### Requirement
Every entry that follows needs to be repeated exactly.

### Supplied records
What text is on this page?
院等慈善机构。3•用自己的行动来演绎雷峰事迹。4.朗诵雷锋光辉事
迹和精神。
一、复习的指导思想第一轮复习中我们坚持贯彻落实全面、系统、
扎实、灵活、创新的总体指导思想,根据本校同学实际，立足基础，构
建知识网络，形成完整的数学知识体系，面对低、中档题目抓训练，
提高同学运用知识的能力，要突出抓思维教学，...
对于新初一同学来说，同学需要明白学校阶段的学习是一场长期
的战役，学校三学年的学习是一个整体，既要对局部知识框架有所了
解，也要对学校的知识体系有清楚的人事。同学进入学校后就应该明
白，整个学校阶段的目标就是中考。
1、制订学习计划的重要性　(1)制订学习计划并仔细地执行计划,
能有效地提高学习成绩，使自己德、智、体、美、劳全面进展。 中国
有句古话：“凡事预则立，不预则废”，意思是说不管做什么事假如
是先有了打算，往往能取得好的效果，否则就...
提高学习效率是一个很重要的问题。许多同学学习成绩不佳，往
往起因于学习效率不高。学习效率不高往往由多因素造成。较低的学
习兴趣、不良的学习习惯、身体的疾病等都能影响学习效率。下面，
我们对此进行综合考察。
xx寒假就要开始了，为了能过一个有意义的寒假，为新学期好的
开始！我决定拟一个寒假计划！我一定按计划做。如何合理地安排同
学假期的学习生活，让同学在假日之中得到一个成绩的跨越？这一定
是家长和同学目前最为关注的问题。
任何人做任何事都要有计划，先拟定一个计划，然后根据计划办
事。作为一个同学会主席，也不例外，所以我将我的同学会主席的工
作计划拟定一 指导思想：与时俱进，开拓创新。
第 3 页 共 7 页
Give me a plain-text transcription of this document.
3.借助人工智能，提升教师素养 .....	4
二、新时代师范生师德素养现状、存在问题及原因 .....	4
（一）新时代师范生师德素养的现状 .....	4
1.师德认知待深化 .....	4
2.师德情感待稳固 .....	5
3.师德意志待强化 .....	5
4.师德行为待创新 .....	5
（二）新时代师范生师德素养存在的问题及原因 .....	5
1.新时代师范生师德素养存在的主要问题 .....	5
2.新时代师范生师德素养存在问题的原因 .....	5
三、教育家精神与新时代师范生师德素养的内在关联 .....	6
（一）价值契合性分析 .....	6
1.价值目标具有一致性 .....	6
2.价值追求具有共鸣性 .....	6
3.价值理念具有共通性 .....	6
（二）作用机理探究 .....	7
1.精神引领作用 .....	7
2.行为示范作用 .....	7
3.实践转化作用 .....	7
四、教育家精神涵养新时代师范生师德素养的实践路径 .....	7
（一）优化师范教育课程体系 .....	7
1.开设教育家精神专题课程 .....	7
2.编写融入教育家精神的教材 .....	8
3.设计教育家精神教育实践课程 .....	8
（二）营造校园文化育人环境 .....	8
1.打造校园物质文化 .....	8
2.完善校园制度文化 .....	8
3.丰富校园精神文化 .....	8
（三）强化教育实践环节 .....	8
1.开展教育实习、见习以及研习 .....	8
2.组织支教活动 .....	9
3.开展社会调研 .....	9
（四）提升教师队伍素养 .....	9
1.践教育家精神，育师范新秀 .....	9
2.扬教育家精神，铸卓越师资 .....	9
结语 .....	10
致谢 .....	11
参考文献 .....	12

### Correct result
What text is on this page?
院等慈善机构。3•用自己的行动来演绎雷峰事迹。4.朗诵雷锋光辉事
迹和精神。
一、复习的指导思想第一轮复习中我们坚持贯彻落实全面、系统、
扎实、灵活、创新的总体指导思想,根据本校同学实际，立足基础，构
建知识网络，形成完整的数学知识体系，面对低、中档题目抓训练，
提高同学运用知识的能力，要突出抓思维教学，...
对于新初一同学来说，同学需要明白学校阶段的学习是一场长期
的战役，学校三学年的学习是一个整体，既要对局部知识框架有所了
解，也要对学校的知识体系有清楚的人事。同学进入学校后就应该明
白，整个学校阶段的目标就是中考。
1、制订学习计划的重要性　(1)制订学习计划并仔细地执行计划,
能有效地提高学习成绩，使自己德、智、体、美、劳全面进展。 中国
有句古话：“凡事预则立，不预则废”，意思是说不管做什么事假如
是先有了打算，往往能取得好的效果，否则就...
提高学习效率是一个很重要的问题。许多同学学习成绩不佳，往
往起因于学习效率不高。学习效率不高往往由多因素造成。较低的学
习兴趣、不良的学习习惯、身体的疾病等都能影响学习效率。下面，
我们对此进行综合考察。
xx寒假就要开始了，为了能过一个有意义的寒假，为新学期好的
开始！我决定拟一个寒假计划！我一定按计划做。如何合理地安排同
学假期的学习生活，让同学在假日之中得到一个成绩的跨越？这一定
是家长和同学目前最为关注的问题。
任何人做任何事都要有计划，先拟定一个计划，然后根据计划办
事。作为一个同学会主席，也不例外，所以我将我的同学会主席的工
作计划拟定一 指导思想：与时俱进，开拓创新。
第 3 页 共 7 页
Give me a plain-text transcription of this document.
3.借助人工智能，提升教师素养 .....	4
二、新时代师范生师德素养现状、存在问题及原因 .....	4
（一）新时代师范生师德素养的现状 .....	4
1.师德认知待深化 .....	4
2.师德情感待稳固 .....	5
3.师德意志待强化 .....	5
4.师德行为待创新 .....	5
（二）新时代师范生师德素养存在的问题及原因 .....	5
1.新时代师范生师德素养存在的主要问题 .....	5
2.新时代师范生师德素养存在问题的原因 .....	5
三、教育家精神与新时代师范生师德素养的内在关联 .....	6
（一）价值契合性分析 .....	6
1.价值目标具有一致性 .....	6
2.价值追求具有共鸣性 .....	6
3.价值理念具有共通性 .....	6
（二）作用机理探究 .....	7
1.精神引领作用 .....	7
2.行为示范作用 .....	7
3.实践转化作用 .....	7
四、教育家精神涵养新时代师范生师德素养的实践路径 .....	7
（一）优化师范教育课程体系 .....	7
1.开设教育家精神专题课程 .....	7
2.编写融入教育家精神的教材 .....	8
3.设计教育家精神教育实践课程 .....	8
（二）营造校园文化育人环境 .....	8
1.打造校园物质文化 .....	8
2.完善校园制度文化 .....	8
3.丰富校园精神文化 .....	8
（三）强化教育实践环节 .....	8
1.开展教育实习、见习以及研习 .....	8
2.组织支教活动 .....	9
3.开展社会调研 .....	9
（四）提升教师队伍素养 .....	9
1.践教育家精神，育师范新秀 .....	9
2.扬教育家精神，铸卓越师资 .....	9
结语 .....	10
致谢 .....	11
参考文献 .....	12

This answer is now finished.